Given instruction:
Locate every line in the records below that holds the word "name" and return each one.

○ ○ ○ ○ ○

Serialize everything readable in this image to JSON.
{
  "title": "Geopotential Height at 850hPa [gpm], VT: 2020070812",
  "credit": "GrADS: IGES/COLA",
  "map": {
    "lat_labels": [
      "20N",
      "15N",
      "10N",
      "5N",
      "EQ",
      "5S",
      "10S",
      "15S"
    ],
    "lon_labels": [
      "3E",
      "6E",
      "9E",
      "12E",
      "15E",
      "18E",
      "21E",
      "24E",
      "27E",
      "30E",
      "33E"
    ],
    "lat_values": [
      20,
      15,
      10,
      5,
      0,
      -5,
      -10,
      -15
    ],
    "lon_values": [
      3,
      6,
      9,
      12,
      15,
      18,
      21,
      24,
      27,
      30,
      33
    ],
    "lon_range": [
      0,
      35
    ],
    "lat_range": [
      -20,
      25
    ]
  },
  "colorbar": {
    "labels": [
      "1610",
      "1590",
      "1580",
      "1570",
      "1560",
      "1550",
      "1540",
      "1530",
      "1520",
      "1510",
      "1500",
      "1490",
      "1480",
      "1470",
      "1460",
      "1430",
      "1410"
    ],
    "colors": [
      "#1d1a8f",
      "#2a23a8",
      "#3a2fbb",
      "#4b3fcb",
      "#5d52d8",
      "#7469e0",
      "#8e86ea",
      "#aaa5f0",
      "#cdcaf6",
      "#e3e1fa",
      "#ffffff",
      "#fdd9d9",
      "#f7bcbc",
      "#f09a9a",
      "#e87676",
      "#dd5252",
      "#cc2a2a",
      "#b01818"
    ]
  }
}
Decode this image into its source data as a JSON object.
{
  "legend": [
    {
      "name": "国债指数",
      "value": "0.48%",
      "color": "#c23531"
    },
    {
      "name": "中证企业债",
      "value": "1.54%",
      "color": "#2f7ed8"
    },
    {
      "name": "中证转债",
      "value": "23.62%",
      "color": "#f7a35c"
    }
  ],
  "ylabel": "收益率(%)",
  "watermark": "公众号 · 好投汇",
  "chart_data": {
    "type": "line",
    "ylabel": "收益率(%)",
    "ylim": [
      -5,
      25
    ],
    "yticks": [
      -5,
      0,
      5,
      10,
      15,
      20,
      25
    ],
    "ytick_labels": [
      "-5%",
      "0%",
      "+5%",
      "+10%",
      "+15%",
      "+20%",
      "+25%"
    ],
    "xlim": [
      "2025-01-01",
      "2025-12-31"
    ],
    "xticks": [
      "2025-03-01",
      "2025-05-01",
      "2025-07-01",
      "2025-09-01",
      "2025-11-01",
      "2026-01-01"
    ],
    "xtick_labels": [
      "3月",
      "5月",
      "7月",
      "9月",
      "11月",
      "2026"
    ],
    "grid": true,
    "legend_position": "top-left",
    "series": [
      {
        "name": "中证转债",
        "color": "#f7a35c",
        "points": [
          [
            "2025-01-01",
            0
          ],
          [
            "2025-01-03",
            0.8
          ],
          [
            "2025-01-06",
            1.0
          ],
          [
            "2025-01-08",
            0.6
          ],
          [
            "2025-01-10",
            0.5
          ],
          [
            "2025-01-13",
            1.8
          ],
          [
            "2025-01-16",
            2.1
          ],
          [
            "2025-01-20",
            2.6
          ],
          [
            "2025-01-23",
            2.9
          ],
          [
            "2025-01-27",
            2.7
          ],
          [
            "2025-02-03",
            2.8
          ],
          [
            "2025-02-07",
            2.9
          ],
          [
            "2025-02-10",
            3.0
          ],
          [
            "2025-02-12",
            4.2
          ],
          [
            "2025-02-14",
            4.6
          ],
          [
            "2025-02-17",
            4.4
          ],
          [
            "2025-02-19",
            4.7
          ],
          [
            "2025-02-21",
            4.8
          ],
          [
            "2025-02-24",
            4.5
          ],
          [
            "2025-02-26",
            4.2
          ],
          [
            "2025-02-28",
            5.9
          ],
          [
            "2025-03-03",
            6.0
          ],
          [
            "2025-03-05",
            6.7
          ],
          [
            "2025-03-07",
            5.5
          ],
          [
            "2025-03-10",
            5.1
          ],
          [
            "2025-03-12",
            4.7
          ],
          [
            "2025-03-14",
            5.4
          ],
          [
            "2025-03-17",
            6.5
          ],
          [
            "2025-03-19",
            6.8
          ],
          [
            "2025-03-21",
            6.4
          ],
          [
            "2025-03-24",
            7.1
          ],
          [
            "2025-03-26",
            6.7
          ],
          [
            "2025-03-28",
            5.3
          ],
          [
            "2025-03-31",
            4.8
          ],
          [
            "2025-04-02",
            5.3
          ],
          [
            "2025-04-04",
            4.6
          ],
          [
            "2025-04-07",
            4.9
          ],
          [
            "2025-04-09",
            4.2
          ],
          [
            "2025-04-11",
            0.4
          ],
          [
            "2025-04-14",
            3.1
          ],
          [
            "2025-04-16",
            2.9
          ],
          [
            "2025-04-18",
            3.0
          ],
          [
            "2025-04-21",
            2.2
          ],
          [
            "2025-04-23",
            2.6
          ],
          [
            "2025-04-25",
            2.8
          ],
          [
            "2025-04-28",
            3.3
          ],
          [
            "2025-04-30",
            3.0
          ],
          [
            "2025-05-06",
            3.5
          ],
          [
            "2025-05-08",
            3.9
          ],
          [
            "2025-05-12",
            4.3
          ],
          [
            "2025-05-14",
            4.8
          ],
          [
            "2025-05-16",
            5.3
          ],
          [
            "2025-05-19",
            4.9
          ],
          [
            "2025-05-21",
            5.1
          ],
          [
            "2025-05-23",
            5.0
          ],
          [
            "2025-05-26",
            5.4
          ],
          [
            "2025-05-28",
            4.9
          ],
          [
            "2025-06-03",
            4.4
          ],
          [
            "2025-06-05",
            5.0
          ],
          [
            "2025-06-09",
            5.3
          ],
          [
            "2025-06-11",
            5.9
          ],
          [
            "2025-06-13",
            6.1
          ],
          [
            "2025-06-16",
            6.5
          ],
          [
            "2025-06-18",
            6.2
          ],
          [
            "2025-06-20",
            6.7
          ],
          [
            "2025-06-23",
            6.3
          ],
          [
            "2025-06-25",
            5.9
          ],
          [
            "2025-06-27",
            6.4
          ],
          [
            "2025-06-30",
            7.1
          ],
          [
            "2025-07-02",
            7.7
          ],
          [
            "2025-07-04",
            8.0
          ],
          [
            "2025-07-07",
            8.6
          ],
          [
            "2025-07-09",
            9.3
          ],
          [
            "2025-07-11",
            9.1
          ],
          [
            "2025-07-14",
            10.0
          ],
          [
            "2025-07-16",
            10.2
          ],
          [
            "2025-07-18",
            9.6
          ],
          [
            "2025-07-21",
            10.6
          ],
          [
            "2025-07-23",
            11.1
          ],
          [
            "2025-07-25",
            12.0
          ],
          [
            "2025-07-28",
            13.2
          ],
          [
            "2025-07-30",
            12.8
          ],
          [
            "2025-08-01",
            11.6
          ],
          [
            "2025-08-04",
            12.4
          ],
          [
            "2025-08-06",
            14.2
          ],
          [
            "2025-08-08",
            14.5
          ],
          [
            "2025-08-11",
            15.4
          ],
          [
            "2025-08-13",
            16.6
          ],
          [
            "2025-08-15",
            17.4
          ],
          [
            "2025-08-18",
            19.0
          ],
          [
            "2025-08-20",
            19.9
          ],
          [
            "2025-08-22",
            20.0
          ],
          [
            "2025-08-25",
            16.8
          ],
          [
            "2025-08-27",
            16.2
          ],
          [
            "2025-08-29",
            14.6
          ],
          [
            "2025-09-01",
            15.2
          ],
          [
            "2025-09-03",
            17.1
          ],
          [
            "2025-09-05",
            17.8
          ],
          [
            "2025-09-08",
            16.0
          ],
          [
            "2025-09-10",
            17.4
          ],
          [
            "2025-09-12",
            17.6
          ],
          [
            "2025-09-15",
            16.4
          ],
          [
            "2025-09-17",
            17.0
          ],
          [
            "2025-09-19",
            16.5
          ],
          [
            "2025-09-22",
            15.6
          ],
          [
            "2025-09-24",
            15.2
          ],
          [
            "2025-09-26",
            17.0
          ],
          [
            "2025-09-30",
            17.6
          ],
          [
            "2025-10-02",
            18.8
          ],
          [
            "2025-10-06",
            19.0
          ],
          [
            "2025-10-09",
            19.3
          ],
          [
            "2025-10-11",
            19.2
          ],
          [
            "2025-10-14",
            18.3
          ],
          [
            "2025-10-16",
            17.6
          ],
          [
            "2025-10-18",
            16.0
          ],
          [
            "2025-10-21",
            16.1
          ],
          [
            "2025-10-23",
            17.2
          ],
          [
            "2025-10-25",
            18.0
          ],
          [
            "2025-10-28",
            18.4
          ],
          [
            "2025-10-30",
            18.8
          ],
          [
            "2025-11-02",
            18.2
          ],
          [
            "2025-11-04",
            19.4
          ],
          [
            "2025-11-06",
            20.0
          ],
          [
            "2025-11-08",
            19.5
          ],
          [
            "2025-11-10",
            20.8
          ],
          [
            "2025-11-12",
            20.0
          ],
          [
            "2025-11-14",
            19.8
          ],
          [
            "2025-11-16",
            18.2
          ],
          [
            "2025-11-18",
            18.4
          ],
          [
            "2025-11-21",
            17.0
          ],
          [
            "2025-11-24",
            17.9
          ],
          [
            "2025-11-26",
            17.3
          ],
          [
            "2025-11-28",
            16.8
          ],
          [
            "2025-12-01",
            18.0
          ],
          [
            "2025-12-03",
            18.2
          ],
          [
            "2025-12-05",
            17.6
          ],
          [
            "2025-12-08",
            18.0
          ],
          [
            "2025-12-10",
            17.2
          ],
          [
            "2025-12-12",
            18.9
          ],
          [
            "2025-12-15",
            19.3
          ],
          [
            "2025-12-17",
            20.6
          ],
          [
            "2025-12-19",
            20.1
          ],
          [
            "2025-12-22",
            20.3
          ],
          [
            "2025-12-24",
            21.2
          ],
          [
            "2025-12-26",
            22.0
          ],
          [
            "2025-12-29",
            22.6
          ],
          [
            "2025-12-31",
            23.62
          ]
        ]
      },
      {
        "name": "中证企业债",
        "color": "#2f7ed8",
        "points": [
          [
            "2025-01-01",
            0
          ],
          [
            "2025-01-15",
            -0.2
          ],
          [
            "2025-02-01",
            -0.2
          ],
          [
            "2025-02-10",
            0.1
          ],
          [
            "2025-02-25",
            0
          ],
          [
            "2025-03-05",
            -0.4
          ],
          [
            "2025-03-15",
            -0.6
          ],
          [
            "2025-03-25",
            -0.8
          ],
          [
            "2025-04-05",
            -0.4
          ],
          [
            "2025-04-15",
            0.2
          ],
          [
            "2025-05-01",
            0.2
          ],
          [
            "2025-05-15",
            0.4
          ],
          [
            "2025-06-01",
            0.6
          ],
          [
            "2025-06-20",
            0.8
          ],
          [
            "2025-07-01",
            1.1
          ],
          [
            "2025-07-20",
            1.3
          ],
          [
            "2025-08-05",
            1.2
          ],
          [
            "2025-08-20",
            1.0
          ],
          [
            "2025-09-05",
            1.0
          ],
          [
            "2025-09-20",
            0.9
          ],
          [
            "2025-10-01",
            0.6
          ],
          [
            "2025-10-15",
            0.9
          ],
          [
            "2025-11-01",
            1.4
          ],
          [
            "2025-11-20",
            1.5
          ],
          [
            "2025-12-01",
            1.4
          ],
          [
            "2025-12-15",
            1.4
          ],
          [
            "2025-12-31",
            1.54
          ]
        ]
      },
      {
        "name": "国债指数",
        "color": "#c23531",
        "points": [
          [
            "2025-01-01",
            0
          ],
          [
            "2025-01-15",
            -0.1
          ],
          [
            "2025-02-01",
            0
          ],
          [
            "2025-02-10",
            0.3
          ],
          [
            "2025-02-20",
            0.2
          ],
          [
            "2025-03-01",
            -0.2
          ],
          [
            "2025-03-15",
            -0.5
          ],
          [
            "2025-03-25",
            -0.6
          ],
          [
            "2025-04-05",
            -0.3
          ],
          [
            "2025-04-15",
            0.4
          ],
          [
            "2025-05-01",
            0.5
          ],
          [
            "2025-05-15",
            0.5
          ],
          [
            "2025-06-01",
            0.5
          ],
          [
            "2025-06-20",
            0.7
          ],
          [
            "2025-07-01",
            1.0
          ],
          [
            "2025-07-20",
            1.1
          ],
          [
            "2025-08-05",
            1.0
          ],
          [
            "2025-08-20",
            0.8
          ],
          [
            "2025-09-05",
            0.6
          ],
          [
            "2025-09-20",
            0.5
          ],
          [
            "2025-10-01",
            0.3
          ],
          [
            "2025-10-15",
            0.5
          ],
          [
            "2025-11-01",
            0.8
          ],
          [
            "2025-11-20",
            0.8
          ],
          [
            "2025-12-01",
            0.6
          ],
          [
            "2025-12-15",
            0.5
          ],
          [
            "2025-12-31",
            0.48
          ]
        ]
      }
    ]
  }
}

○ ○ ○ ○ ○

Full output:
      "name": "国债指数",
      "name": "中证企业债",
      "name": "中证转债",
        "name": "中证转债",
        "name": "中证企业债",
        "name": "国债指数",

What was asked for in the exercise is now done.